Figure dataset records

▬▬▬▬▬▬

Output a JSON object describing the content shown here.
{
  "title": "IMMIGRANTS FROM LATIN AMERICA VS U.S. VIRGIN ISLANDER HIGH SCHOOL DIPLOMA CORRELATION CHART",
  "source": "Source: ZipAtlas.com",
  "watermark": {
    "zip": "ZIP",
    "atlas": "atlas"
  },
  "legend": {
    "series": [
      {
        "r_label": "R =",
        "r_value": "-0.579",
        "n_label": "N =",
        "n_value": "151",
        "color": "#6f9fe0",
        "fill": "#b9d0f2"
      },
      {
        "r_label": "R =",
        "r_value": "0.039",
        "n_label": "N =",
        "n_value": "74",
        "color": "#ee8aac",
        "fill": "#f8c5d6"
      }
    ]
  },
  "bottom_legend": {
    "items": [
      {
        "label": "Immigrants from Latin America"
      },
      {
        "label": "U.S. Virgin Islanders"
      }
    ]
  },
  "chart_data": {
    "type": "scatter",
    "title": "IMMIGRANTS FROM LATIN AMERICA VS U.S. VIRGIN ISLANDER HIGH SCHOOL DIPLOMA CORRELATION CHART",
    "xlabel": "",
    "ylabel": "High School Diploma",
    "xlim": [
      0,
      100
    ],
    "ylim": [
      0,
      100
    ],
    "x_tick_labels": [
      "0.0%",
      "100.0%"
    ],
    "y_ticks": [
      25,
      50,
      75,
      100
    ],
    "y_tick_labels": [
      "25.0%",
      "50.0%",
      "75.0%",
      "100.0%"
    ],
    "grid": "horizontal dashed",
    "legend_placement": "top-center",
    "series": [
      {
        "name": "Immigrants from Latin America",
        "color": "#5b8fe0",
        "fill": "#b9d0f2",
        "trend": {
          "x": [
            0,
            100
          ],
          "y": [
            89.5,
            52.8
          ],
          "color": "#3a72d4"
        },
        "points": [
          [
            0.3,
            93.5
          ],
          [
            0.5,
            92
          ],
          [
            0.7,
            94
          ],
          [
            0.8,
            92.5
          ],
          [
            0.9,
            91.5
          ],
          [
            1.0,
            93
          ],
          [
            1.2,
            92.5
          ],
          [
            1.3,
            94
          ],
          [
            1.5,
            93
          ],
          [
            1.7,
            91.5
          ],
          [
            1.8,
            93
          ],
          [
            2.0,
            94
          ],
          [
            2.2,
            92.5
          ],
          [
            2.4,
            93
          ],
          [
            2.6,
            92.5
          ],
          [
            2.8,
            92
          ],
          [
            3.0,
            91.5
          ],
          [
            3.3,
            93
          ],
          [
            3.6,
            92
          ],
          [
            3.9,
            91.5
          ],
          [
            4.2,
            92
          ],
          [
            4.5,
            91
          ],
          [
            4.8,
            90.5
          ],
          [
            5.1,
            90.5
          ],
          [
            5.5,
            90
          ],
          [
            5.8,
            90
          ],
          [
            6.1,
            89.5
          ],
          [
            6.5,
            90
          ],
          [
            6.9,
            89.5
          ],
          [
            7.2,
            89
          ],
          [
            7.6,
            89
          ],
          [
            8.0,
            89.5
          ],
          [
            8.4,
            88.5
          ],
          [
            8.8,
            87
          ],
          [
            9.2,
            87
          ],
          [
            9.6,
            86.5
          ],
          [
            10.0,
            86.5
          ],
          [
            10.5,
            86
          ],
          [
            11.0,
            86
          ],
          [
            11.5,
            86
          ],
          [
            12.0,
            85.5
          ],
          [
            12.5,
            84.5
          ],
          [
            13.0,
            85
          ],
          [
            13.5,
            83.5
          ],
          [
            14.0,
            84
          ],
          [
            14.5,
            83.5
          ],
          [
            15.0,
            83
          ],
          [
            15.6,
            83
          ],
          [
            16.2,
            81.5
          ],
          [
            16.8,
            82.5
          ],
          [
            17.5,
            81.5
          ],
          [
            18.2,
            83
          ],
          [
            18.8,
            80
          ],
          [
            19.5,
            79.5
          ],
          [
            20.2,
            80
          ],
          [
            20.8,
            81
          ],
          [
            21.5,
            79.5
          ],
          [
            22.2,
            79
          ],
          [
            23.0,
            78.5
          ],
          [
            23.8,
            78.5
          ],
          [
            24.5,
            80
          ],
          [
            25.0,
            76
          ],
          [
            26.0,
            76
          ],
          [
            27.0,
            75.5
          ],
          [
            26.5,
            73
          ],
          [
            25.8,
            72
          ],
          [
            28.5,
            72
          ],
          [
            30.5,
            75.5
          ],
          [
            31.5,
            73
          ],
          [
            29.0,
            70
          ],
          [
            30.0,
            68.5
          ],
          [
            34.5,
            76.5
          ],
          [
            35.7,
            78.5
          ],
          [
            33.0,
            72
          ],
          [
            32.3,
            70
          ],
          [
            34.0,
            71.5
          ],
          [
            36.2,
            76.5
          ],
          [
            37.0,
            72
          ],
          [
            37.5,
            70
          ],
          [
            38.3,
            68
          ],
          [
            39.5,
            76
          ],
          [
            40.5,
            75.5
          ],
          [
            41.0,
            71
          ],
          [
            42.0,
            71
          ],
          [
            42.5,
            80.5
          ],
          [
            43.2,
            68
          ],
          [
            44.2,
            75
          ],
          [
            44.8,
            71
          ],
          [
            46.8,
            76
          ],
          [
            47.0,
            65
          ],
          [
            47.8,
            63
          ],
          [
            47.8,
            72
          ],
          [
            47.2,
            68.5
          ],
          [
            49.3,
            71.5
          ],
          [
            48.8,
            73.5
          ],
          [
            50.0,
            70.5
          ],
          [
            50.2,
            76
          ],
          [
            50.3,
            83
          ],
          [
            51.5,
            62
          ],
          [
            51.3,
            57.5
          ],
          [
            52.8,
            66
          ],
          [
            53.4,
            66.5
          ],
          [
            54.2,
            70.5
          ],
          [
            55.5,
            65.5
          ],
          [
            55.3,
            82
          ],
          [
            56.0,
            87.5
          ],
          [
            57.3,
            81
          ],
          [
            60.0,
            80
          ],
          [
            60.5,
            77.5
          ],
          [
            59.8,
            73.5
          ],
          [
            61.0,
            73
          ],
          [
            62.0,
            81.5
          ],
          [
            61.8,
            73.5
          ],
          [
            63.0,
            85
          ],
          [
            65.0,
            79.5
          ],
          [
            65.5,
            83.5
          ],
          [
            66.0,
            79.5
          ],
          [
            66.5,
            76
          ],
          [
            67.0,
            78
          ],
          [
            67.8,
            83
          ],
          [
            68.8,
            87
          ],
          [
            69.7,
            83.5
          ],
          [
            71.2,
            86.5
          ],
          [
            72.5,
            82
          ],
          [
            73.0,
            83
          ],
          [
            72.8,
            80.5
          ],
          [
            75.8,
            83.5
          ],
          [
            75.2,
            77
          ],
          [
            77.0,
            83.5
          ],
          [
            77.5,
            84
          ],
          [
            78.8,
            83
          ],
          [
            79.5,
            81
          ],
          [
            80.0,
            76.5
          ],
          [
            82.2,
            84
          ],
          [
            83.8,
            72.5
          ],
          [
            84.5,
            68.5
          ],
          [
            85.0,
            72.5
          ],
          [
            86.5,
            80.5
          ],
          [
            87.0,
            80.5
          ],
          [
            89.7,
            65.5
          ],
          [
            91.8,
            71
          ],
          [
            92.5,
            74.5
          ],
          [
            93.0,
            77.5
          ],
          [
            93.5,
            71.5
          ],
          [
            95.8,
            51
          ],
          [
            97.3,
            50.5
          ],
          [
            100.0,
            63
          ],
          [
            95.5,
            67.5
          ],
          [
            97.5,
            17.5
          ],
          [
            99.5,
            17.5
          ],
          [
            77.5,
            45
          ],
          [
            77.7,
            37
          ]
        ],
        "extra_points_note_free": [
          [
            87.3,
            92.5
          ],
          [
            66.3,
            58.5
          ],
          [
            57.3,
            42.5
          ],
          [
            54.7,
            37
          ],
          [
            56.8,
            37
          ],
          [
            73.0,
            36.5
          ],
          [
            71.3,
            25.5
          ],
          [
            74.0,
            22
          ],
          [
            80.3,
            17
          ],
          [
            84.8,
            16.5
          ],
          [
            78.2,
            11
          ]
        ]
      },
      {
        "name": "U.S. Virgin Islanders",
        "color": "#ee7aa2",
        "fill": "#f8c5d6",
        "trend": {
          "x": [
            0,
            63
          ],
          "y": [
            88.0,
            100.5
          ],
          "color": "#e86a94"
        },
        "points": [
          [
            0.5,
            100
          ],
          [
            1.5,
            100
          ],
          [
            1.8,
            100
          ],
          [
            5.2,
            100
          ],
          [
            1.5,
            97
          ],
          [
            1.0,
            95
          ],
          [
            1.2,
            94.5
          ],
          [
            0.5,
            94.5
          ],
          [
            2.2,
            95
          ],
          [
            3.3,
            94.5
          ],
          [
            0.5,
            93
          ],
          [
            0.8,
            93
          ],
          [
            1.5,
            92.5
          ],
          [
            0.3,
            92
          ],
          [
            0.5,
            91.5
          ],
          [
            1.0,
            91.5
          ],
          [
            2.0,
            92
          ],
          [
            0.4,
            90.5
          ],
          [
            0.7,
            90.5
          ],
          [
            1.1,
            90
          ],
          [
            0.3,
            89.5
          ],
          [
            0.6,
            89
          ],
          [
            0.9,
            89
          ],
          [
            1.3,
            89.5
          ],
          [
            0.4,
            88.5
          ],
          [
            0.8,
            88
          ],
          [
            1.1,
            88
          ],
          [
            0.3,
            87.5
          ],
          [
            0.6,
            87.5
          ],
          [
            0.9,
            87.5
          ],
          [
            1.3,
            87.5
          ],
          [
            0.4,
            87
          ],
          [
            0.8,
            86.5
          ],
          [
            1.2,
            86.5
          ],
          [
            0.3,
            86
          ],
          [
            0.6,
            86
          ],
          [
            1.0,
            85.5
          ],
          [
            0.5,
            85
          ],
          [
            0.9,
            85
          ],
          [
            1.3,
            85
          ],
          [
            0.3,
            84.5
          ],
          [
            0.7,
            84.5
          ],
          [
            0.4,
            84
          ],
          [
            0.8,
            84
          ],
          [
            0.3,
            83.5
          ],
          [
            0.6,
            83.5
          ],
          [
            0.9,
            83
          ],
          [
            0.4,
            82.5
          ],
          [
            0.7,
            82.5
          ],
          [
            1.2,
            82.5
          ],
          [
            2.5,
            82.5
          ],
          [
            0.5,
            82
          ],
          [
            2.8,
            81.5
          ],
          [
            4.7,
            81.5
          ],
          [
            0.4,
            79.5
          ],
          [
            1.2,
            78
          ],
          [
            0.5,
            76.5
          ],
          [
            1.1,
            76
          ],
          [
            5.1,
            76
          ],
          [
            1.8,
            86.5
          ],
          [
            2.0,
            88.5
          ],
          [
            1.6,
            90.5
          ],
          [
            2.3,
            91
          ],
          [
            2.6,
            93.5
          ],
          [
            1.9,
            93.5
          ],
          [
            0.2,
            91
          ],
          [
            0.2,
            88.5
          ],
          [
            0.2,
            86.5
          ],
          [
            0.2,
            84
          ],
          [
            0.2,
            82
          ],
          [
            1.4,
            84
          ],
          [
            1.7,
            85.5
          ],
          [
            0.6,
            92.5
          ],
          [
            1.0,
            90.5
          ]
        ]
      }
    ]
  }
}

▬▬▬▬▬▬

Work to complete | Scan the listing above and identify each line holding the string "fill"; copy every such line.

Task result |
        "fill": "#b9d0f2"
        "fill": "#f8c5d6"
        "fill": "#b9d0f2",
        "fill": "#f8c5d6",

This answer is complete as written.